◆ Request:
In the records that follow, show each line where the word "attendance" is present.

>>>

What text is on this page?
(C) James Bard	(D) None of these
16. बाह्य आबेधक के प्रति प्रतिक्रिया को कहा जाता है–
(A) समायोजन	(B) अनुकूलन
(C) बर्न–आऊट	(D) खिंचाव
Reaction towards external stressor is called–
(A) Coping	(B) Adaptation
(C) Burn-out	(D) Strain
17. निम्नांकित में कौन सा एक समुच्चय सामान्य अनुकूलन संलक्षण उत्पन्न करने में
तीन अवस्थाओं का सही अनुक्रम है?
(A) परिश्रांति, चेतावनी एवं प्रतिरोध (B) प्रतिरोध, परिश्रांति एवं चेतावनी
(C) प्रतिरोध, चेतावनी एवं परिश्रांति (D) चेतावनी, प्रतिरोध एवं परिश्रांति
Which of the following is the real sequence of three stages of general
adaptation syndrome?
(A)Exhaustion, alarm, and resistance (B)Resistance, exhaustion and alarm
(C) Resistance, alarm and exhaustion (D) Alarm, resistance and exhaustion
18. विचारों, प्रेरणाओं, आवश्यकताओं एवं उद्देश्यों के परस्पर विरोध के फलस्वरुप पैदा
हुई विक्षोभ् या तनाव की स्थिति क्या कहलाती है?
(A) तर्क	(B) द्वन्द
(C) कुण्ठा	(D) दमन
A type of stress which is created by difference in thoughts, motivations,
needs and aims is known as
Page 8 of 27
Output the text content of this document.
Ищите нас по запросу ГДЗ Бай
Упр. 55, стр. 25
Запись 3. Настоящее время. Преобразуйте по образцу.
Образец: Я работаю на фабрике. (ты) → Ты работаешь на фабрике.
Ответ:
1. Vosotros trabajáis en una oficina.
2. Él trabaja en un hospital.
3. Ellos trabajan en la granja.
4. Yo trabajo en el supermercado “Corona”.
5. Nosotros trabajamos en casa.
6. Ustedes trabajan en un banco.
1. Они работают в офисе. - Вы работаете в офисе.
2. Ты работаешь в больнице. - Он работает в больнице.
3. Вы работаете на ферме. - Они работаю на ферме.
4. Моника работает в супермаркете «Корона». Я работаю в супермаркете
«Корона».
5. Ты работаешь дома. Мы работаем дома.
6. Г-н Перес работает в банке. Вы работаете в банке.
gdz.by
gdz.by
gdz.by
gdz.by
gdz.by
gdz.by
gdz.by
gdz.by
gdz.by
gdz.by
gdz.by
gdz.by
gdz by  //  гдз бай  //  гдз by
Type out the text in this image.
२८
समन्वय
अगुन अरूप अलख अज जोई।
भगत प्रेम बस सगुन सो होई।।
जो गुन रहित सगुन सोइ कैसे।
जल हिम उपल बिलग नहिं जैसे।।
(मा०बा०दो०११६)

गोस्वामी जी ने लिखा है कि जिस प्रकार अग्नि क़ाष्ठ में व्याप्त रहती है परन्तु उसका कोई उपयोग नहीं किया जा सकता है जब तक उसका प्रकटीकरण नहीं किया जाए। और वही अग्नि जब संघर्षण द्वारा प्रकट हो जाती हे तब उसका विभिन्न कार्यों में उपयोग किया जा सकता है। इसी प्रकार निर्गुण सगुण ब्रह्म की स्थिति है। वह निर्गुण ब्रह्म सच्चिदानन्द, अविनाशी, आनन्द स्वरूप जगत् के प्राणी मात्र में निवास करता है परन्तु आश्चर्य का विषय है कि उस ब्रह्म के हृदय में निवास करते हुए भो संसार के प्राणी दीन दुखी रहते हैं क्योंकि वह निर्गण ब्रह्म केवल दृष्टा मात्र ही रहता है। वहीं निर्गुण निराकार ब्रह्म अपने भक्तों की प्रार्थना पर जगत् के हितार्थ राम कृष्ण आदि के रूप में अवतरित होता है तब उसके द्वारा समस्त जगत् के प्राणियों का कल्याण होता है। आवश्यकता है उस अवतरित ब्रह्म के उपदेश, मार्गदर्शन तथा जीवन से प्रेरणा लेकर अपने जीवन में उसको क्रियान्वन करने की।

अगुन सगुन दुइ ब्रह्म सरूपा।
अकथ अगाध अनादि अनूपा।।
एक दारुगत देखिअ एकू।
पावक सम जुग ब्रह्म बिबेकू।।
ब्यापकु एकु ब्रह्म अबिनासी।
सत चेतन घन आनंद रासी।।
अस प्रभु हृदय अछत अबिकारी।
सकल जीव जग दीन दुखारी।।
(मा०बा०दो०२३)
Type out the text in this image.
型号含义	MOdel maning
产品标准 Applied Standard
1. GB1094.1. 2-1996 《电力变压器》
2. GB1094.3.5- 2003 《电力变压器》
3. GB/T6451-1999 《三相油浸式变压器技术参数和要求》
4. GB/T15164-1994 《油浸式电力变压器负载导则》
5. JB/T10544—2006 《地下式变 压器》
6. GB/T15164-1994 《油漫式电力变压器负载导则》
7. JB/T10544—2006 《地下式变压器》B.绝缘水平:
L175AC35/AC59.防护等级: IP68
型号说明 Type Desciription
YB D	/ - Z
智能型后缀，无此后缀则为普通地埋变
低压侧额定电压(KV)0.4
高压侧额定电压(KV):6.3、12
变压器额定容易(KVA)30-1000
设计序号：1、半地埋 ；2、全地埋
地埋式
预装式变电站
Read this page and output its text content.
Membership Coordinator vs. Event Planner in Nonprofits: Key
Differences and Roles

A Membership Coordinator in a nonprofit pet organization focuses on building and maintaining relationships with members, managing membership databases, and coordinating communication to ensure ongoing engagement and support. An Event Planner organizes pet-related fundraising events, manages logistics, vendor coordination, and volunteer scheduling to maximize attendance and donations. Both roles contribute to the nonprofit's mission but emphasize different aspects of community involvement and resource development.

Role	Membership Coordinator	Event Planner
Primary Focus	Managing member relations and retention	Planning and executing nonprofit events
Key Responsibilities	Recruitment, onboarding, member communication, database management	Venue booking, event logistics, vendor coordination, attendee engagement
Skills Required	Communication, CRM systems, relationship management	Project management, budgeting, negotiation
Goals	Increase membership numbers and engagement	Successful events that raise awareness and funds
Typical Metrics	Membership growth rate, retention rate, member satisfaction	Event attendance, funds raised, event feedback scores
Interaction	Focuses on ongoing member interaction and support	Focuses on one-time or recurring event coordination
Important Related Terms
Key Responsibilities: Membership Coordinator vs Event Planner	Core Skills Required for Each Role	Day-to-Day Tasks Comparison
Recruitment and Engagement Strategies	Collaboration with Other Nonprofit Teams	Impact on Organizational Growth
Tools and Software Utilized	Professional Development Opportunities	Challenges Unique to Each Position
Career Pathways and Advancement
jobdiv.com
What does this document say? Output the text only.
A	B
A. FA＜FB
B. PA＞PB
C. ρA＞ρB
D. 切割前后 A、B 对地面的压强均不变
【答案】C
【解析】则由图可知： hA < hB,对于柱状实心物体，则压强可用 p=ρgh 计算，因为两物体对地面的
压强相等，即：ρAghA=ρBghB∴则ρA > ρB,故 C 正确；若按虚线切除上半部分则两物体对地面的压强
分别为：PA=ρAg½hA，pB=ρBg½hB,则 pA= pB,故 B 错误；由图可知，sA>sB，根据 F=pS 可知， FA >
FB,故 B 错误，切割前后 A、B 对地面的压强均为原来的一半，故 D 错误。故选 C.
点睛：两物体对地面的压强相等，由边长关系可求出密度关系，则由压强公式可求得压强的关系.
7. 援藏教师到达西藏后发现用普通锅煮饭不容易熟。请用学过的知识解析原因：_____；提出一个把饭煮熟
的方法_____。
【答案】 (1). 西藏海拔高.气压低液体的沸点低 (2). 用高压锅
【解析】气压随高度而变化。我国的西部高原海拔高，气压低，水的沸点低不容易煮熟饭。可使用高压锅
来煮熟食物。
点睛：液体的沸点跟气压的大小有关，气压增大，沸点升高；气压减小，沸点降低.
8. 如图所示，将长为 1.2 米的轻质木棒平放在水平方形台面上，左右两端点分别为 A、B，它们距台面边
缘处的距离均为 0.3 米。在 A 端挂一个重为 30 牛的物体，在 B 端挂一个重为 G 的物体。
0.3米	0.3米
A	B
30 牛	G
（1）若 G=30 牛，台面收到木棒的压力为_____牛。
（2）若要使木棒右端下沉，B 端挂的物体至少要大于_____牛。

<<<

◆ Written response:
A Membership Coordinator in a nonprofit pet organization focuses on building and maintaining relationships with members, managing membership databases, and coordinating communication to ensure ongoing engagement and support. An Event Planner organizes pet-related fundraising events, manages logistics, vendor coordination, and volunteer scheduling to maximize attendance and donations. Both roles contribute to the nonprofit's mission but emphasize different aspects of community involvement and resource development.
Typical Metrics	Membership growth rate, retention rate, member satisfaction	Event attendance, funds raised, event feedback scores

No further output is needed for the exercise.